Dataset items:
• • • •

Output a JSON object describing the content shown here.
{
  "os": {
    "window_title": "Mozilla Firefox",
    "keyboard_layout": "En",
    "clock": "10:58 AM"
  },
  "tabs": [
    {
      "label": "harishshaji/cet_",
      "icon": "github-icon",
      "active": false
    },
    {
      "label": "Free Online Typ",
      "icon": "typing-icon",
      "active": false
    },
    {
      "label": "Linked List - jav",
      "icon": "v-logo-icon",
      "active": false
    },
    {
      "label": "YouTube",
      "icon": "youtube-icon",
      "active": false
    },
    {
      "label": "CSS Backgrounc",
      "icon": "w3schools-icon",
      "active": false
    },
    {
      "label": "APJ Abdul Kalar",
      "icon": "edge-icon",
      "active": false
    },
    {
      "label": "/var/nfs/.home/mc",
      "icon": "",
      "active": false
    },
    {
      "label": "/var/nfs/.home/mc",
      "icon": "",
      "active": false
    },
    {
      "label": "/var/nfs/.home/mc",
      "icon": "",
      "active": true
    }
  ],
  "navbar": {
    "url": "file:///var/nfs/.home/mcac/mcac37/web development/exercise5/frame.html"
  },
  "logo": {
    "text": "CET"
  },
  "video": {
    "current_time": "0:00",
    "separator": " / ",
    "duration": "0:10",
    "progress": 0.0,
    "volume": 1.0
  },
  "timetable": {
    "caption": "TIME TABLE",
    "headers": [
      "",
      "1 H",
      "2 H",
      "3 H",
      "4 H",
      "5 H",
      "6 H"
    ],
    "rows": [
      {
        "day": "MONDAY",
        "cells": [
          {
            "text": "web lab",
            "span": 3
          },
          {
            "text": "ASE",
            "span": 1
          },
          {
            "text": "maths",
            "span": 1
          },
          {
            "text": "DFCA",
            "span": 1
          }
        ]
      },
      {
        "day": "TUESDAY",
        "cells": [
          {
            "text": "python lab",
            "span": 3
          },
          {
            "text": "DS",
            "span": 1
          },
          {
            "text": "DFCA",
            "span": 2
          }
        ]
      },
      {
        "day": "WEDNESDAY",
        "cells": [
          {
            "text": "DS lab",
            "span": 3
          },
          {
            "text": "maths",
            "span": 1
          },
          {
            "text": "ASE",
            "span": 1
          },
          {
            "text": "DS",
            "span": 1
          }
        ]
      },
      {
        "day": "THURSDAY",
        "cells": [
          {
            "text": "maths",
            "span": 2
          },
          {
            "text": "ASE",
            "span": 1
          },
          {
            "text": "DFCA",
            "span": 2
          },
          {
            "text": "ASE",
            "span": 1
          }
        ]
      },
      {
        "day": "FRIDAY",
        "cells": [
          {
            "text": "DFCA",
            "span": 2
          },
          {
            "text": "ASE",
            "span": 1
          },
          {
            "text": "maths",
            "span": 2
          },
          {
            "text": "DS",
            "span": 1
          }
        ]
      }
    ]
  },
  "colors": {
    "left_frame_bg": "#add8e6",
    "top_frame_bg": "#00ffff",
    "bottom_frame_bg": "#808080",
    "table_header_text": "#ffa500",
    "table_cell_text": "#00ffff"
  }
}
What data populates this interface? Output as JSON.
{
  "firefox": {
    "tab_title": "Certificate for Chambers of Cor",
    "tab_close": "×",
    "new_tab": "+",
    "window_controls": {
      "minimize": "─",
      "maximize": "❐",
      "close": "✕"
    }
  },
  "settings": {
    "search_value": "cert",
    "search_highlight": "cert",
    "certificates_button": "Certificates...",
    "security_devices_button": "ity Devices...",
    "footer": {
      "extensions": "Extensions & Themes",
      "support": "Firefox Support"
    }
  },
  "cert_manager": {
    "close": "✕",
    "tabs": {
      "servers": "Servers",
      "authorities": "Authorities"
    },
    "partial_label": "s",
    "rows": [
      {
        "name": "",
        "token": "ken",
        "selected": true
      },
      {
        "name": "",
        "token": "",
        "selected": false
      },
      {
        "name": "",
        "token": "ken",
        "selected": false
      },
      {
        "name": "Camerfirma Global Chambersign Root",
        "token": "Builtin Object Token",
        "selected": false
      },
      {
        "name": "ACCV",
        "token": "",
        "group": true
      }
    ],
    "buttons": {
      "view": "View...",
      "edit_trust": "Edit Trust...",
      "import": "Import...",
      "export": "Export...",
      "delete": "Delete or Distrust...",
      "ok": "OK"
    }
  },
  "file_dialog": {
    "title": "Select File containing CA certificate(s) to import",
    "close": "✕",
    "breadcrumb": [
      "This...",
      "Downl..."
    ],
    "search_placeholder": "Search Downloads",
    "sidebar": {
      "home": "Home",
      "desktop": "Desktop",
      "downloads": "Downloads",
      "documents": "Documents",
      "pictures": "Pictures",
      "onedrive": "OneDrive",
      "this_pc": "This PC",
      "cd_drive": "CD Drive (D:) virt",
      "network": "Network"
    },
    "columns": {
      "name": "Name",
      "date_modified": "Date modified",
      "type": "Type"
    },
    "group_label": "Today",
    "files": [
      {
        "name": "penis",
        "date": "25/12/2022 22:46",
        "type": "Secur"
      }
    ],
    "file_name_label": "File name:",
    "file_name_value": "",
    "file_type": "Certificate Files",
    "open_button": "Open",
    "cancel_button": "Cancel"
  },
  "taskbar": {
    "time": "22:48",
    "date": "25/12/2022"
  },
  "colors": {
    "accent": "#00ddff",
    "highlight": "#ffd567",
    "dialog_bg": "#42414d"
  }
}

• • • •

Aim of the exercise —
Exactly reproduce every line found in the records.

Exercise response —
Output a JSON object describing the content shown here.
{
  "os": {
    "window_title": "Mozilla Firefox",
    "keyboard_layout": "En",
    "clock": "10:58 AM"
  },
  "tabs": [
    {
      "label": "harishshaji/cet_",
      "icon": "github-icon",
      "active": false
    },
    {
      "label": "Free Online Typ",
      "icon": "typing-icon",
      "active": false
    },
    {
      "label": "Linked List - jav",
      "icon": "v-logo-icon",
      "active": false
    },
    {
      "label": "YouTube",
      "icon": "youtube-icon",
      "active": false
    },
    {
      "label": "CSS Backgrounc",
      "icon": "w3schools-icon",
      "active": false
    },
    {
      "label": "APJ Abdul Kalar",
      "icon": "edge-icon",
      "active": false
    },
    {
      "label": "/var/nfs/.home/mc",
      "icon": "",
      "active": false
    },
    {
      "label": "/var/nfs/.home/mc",
      "icon": "",
      "active": false
    },
    {
      "label": "/var/nfs/.home/mc",
      "icon": "",
      "active": true
    }
  ],
  "navbar": {
    "url": "file:///var/nfs/.home/mcac/mcac37/web development/exercise5/frame.html"
  },
  "logo": {
    "text": "CET"
  },
  "video": {
    "current_time": "0:00",
    "separator": " / ",
    "duration": "0:10",
    "progress": 0.0,
    "volume": 1.0
  },
  "timetable": {
    "caption": "TIME TABLE",
    "headers": [
      "",
      "1 H",
      "2 H",
      "3 H",
      "4 H",
      "5 H",
      "6 H"
    ],
    "rows": [
      {
        "day": "MONDAY",
        "cells": [
          {
            "text": "web lab",
            "span": 3
          },
          {
            "text": "ASE",
            "span": 1
          },
          {
            "text": "maths",
            "span": 1
          },
          {
            "text": "DFCA",
            "span": 1
          }
        ]
      },
      {
        "day": "TUESDAY",
        "cells": [
          {
            "text": "python lab",
            "span": 3
          },
          {
            "text": "DS",
            "span": 1
          },
          {
            "text": "DFCA",
            "span": 2
          }
        ]
      },
      {
        "day": "WEDNESDAY",
        "cells": [
          {
            "text": "DS lab",
            "span": 3
          },
          {
            "text": "maths",
            "span": 1
          },
          {
            "text": "ASE",
            "span": 1
          },
          {
            "text": "DS",
            "span": 1
          }
        ]
      },
      {
        "day": "THURSDAY",
        "cells": [
          {
            "text": "maths",
            "span": 2
          },
          {
            "text": "ASE",
            "span": 1
          },
          {
            "text": "DFCA",
            "span": 2
          },
          {
            "text": "ASE",
            "span": 1
          }
        ]
      },
      {
        "day": "FRIDAY",
        "cells": [
          {
            "text": "DFCA",
            "span": 2
          },
          {
            "text": "ASE",
            "span": 1
          },
          {
            "text": "maths",
            "span": 2
          },
          {
            "text": "DS",
            "span": 1
          }
        ]
      }
    ]
  },
  "colors": {
    "left_frame_bg": "#add8e6",
    "top_frame_bg": "#00ffff",
    "bottom_frame_bg": "#808080",
    "table_header_text": "#ffa500",
    "table_cell_text": "#00ffff"
  }
}
What data populates this interface? Output as JSON.
{
  "firefox": {
    "tab_title": "Certificate for Chambers of Cor",
    "tab_close": "×",
    "new_tab": "+",
    "window_controls": {
      "minimize": "─",
      "maximize": "❐",
      "close": "✕"
    }
  },
  "settings": {
    "search_value": "cert",
    "search_highlight": "cert",
    "certificates_button": "Certificates...",
    "security_devices_button": "ity Devices...",
    "footer": {
      "extensions": "Extensions & Themes",
      "support": "Firefox Support"
    }
  },
  "cert_manager": {
    "close": "✕",
    "tabs": {
      "servers": "Servers",
      "authorities": "Authorities"
    },
    "partial_label": "s",
    "rows": [
      {
        "name": "",
        "token": "ken",
        "selected": true
      },
      {
        "name": "",
        "token": "",
        "selected": false
      },
      {
        "name": "",
        "token": "ken",
        "selected": false
      },
      {
        "name": "Camerfirma Global Chambersign Root",
        "token": "Builtin Object Token",
        "selected": false
      },
      {
        "name": "ACCV",
        "token": "",
        "group": true
      }
    ],
    "buttons": {
      "view": "View...",
      "edit_trust": "Edit Trust...",
      "import": "Import...",
      "export": "Export...",
      "delete": "Delete or Distrust...",
      "ok": "OK"
    }
  },
  "file_dialog": {
    "title": "Select File containing CA certificate(s) to import",
    "close": "✕",
    "breadcrumb": [
      "This...",
      "Downl..."
    ],
    "search_placeholder": "Search Downloads",
    "sidebar": {
      "home": "Home",
      "desktop": "Desktop",
      "downloads": "Downloads",
      "documents": "Documents",
      "pictures": "Pictures",
      "onedrive": "OneDrive",
      "this_pc": "This PC",
      "cd_drive": "CD Drive (D:) virt",
      "network": "Network"
    },
    "columns": {
      "name": "Name",
      "date_modified": "Date modified",
      "type": "Type"
    },
    "group_label": "Today",
    "files": [
      {
        "name": "penis",
        "date": "25/12/2022 22:46",
        "type": "Secur"
      }
    ],
    "file_name_label": "File name:",
    "file_name_value": "",
    "file_type": "Certificate Files",
    "open_button": "Open",
    "cancel_button": "Cancel"
  },
  "taskbar": {
    "time": "22:48",
    "date": "25/12/2022"
  },
  "colors": {
    "accent": "#00ddff",
    "highlight": "#ffd567",
    "dialog_bg": "#42414d"
  }
}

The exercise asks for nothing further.